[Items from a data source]
begin

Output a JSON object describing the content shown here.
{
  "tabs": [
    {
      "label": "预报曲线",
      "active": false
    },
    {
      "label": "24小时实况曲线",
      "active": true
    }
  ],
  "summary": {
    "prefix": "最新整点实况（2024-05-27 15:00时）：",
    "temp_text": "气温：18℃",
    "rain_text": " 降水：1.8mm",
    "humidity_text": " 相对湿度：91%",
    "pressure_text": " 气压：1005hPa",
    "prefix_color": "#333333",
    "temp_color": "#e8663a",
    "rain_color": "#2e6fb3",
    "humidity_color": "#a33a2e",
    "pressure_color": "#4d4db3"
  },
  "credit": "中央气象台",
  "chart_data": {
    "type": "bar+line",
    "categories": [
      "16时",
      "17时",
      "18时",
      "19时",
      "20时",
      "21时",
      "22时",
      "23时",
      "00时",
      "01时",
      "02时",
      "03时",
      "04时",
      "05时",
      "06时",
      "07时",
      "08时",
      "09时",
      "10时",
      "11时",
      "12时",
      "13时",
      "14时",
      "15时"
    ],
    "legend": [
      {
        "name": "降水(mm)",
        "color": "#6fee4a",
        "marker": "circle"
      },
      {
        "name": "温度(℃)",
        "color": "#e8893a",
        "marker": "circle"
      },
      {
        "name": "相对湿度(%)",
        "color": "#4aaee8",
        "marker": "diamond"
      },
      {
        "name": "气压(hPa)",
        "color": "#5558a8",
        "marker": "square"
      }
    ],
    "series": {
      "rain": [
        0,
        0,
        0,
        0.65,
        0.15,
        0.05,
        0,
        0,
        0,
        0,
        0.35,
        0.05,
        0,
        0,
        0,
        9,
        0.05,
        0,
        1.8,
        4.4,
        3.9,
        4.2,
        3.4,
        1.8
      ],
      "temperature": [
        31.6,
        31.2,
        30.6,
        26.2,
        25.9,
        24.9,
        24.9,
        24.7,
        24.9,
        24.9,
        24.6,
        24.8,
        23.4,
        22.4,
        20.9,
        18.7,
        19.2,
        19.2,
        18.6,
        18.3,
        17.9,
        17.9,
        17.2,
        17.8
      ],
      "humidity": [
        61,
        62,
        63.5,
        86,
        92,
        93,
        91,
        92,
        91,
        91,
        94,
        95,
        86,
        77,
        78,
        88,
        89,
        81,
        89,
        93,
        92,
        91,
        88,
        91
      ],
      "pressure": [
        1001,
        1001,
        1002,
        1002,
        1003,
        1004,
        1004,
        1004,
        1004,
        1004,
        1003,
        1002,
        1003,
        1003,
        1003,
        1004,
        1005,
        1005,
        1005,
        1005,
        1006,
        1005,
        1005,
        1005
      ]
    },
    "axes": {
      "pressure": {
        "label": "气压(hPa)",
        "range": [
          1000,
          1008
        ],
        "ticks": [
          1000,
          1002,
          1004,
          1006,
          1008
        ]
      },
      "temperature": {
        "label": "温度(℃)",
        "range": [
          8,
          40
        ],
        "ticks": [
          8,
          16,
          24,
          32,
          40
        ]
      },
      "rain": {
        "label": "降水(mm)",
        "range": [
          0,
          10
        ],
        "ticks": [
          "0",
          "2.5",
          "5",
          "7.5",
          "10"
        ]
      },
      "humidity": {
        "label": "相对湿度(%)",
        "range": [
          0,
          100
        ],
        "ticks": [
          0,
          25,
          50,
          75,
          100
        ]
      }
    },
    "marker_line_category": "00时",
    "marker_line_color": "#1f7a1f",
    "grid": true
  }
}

end

_Stated task_: Retype the data in full and match it exactly.

_Response_:
Output a JSON object describing the content shown here.
{
  "tabs": [
    {
      "label": "预报曲线",
      "active": false
    },
    {
      "label": "24小时实况曲线",
      "active": true
    }
  ],
  "summary": {
    "prefix": "最新整点实况（2024-05-27 15:00时）：",
    "temp_text": "气温：18℃",
    "rain_text": " 降水：1.8mm",
    "humidity_text": " 相对湿度：91%",
    "pressure_text": " 气压：1005hPa",
    "prefix_color": "#333333",
    "temp_color": "#e8663a",
    "rain_color": "#2e6fb3",
    "humidity_color": "#a33a2e",
    "pressure_color": "#4d4db3"
  },
  "credit": "中央气象台",
  "chart_data": {
    "type": "bar+line",
    "categories": [
      "16时",
      "17时",
      "18时",
      "19时",
      "20时",
      "21时",
      "22时",
      "23时",
      "00时",
      "01时",
      "02时",
      "03时",
      "04时",
      "05时",
      "06时",
      "07时",
      "08时",
      "09时",
      "10时",
      "11时",
      "12时",
      "13时",
      "14时",
      "15时"
    ],
    "legend": [
      {
        "name": "降水(mm)",
        "color": "#6fee4a",
        "marker": "circle"
      },
      {
        "name": "温度(℃)",
        "color": "#e8893a",
        "marker": "circle"
      },
      {
        "name": "相对湿度(%)",
        "color": "#4aaee8",
        "marker": "diamond"
      },
      {
        "name": "气压(hPa)",
        "color": "#5558a8",
        "marker": "square"
      }
    ],
    "series": {
      "rain": [
        0,
        0,
        0,
        0.65,
        0.15,
        0.05,
        0,
        0,
        0,
        0,
        0.35,
        0.05,
        0,
        0,
        0,
        9,
        0.05,
        0,
        1.8,
        4.4,
        3.9,
        4.2,
        3.4,
        1.8
      ],
      "temperature": [
        31.6,
        31.2,
        30.6,
        26.2,
        25.9,
        24.9,
        24.9,
        24.7,
        24.9,
        24.9,
        24.6,
        24.8,
        23.4,
        22.4,
        20.9,
        18.7,
        19.2,
        19.2,
        18.6,
        18.3,
        17.9,
        17.9,
        17.2,
        17.8
      ],
      "humidity": [
        61,
        62,
        63.5,
        86,
        92,
        93,
        91,
        92,
        91,
        91,
        94,
        95,
        86,
        77,
        78,
        88,
        89,
        81,
        89,
        93,
        92,
        91,
        88,
        91
      ],
      "pressure": [
        1001,
        1001,
        1002,
        1002,
        1003,
        1004,
        1004,
        1004,
        1004,
        1004,
        1003,
        1002,
        1003,
        1003,
        1003,
        1004,
        1005,
        1005,
        1005,
        1005,
        1006,
        1005,
        1005,
        1005
      ]
    },
    "axes": {
      "pressure": {
        "label": "气压(hPa)",
        "range": [
          1000,
          1008
        ],
        "ticks": [
          1000,
          1002,
          1004,
          1006,
          1008
        ]
      },
      "temperature": {
        "label": "温度(℃)",
        "range": [
          8,
          40
        ],
        "ticks": [
          8,
          16,
          24,
          32,
          40
        ]
      },
      "rain": {
        "label": "降水(mm)",
        "range": [
          0,
          10
        ],
        "ticks": [
          "0",
          "2.5",
          "5",
          "7.5",
          "10"
        ]
      },
      "humidity": {
        "label": "相对湿度(%)",
        "range": [
          0,
          100
        ],
        "ticks": [
          0,
          25,
          50,
          75,
          100
        ]
      }
    },
    "marker_line_category": "00时",
    "marker_line_color": "#1f7a1f",
    "grid": true
  }
}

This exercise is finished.